Exercise inputs:
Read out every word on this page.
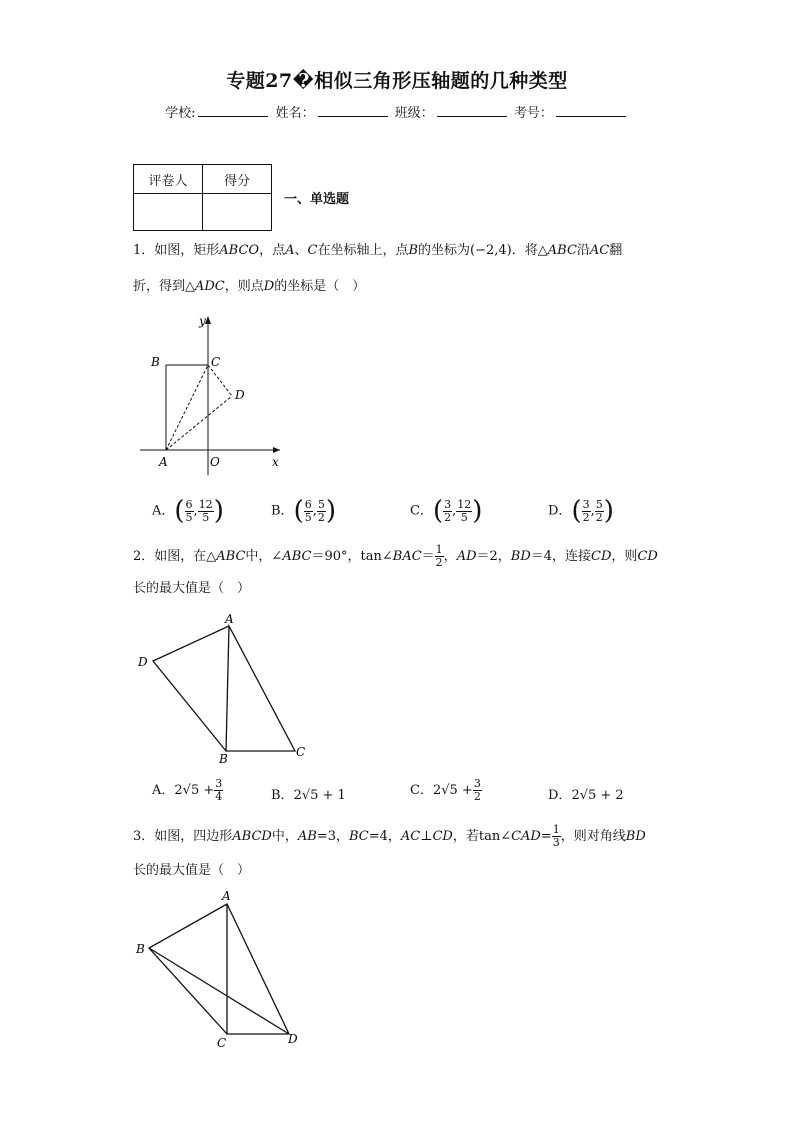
专题27�相似三角形压轴题的几种类型
学校:	姓名：	班级：	考号：
评卷人	得分

一、单选题
1．如图，矩形ABCO，点A、C在坐标轴上，点B的坐标为(−2,4)．将△ABC沿AC翻
折，得到△ADC，则点D的坐标是（　）
y
x
B	C
D
A	O
A．( $\frac{6}{5}$ , $\frac{12}{5}$ )	B．( $\frac{6}{5}$ , $\frac{5}{2}$ )	C．( $\frac{3}{2}$ , $\frac{12}{5}$ )	D．( $\frac{3}{2}$ , $\frac{5}{2}$ )
2．如图，在△ABC中，∠ABC＝90°，tan∠BAC＝ $\frac{1}{2}$ ，AD＝2，BD＝4，连接CD，则CD
长的最大值是（　）
A
D
B	C
A．$2√5 + \frac{3}{4}$	B．2√5 + 1	C．$2√5 + \frac{3}{2}$	D．2√5 + 2
3．如图，四边形ABCD中，AB=3，BC=4，AC⊥CD，若tan∠CAD= $\frac{1}{3}$ ，则对角线BD
长的最大值是（　）
A
B
C	D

The request:
Lines containing the word "frac" must all be returned from the material above.

Solution:
A．( $\frac{6}{5}$ , $\frac{12}{5}$ )	B．( $\frac{6}{5}$ , $\frac{5}{2}$ )	C．( $\frac{3}{2}$ , $\frac{12}{5}$ )	D．( $\frac{3}{2}$ , $\frac{5}{2}$ )
2．如图，在△ABC中，∠ABC＝90°，tan∠BAC＝ $\frac{1}{2}$ ，AD＝2，BD＝4，连接CD，则CD
A．$2√5 + \frac{3}{4}$	B．2√5 + 1	C．$2√5 + \frac{3}{2}$	D．2√5 + 2
3．如图，四边形ABCD中，AB=3，BC=4，AC⊥CD，若tan∠CAD= $\frac{1}{3}$ ，则对角线BD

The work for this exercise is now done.